**Stated exercise**
Give the number of lines that include the string "MACDFS", nothing more.

[Data entries]

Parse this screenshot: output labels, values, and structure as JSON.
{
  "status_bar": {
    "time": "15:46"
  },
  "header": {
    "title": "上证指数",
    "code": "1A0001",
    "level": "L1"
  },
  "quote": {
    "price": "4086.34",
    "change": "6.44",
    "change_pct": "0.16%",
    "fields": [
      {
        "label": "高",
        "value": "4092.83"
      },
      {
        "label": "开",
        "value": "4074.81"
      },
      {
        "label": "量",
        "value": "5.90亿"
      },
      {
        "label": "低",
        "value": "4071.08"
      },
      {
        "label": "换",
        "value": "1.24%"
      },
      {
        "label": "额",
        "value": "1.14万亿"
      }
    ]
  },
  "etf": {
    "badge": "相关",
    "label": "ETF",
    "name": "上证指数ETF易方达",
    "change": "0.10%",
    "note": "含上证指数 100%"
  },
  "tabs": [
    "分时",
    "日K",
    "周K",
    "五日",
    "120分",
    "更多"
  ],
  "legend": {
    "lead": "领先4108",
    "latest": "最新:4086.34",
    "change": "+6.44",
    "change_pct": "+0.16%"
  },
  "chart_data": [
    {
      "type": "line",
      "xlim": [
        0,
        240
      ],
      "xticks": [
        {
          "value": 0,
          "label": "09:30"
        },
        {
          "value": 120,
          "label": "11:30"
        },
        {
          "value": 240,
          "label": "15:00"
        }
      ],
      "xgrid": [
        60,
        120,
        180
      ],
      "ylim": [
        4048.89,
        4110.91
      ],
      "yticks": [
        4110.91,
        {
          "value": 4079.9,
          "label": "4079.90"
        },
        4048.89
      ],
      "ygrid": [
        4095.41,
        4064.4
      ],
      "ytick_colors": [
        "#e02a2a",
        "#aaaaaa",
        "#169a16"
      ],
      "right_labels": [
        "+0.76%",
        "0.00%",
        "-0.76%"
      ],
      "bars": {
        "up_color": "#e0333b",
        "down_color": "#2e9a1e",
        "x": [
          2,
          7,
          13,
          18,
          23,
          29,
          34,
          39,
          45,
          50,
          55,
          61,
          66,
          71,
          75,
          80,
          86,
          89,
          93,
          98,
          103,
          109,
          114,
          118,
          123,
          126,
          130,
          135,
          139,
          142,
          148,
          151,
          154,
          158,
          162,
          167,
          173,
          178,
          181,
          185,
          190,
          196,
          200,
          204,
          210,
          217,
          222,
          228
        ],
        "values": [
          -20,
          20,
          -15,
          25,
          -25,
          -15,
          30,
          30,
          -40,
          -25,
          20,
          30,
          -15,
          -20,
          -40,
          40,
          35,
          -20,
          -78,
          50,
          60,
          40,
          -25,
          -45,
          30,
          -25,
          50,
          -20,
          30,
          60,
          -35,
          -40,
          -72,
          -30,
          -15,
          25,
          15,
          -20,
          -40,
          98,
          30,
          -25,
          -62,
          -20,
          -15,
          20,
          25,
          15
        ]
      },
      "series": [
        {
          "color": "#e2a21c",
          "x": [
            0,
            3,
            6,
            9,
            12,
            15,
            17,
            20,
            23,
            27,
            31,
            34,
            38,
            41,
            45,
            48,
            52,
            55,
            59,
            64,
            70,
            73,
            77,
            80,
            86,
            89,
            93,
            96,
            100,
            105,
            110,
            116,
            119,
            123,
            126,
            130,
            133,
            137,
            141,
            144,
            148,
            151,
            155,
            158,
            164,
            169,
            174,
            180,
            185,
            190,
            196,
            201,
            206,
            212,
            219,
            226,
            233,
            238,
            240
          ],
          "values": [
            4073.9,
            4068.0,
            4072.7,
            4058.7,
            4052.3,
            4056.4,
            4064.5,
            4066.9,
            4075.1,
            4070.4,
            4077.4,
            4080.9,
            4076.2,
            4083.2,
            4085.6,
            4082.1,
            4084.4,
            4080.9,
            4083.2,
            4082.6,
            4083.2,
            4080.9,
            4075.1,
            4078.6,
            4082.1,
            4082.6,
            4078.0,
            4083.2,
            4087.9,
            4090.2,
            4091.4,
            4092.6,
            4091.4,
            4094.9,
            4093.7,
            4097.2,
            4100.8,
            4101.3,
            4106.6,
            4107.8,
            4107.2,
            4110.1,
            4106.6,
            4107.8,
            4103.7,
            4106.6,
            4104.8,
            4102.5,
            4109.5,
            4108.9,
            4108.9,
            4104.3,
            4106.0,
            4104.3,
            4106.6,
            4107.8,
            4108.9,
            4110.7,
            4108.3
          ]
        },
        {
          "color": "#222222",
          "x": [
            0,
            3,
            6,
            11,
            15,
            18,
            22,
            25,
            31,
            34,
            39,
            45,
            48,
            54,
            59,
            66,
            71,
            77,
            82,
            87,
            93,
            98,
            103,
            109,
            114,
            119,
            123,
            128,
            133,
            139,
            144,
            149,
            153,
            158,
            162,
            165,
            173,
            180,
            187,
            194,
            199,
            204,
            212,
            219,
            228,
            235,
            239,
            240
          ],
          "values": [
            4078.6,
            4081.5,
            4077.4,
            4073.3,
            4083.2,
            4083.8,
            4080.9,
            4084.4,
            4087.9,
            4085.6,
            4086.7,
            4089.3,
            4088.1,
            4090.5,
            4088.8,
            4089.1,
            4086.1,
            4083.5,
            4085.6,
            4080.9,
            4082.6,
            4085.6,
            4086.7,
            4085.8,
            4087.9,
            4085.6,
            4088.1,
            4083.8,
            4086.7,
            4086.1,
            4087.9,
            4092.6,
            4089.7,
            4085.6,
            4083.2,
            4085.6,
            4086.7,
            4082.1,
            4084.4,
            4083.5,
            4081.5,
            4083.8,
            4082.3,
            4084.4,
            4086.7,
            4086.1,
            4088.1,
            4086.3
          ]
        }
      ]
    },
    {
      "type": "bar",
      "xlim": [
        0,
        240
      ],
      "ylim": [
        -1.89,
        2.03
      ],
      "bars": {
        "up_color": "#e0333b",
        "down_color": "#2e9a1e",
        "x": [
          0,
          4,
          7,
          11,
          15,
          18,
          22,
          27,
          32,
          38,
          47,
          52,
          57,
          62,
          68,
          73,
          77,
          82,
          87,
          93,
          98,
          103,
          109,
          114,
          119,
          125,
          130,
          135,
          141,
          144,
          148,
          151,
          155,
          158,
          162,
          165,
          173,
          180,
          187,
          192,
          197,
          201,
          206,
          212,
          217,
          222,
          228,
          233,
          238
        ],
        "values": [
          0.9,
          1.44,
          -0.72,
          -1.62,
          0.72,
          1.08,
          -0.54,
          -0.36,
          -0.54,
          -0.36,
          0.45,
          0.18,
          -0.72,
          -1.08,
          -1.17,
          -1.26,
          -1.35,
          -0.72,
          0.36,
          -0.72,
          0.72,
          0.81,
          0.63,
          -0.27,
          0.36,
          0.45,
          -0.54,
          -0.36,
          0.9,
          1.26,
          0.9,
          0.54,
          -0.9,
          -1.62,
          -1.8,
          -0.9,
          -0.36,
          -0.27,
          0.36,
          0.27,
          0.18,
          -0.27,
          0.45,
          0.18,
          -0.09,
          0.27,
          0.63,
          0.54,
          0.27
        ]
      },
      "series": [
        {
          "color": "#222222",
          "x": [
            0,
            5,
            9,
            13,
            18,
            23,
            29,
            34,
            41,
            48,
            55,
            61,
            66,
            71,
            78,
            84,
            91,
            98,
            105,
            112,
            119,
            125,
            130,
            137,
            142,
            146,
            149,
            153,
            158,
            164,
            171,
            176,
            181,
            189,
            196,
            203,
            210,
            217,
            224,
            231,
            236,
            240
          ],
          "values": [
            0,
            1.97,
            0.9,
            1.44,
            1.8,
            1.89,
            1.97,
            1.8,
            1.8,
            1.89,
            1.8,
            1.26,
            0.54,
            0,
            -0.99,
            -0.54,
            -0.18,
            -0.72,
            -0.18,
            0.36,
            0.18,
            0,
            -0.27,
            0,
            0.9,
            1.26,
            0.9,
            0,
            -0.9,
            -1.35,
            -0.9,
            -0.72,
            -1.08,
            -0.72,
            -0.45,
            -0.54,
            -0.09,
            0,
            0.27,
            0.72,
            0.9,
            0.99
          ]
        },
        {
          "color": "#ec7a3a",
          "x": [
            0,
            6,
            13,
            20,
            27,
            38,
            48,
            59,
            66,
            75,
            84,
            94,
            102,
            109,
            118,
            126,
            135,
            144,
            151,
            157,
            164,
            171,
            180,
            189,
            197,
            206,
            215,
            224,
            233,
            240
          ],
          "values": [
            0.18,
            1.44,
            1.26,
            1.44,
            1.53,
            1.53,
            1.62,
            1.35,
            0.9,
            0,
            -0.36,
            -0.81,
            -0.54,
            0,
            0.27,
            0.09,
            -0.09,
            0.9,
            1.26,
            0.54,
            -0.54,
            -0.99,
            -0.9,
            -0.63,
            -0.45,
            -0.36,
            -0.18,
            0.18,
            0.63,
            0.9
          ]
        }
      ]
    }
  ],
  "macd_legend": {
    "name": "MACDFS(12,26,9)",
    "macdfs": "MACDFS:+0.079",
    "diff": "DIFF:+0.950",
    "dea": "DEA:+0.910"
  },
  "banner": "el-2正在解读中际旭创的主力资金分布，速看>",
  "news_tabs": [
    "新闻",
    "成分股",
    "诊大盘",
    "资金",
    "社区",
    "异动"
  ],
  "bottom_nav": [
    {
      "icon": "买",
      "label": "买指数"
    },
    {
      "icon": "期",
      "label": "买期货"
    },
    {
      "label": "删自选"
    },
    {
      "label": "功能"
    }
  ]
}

**Task response**
2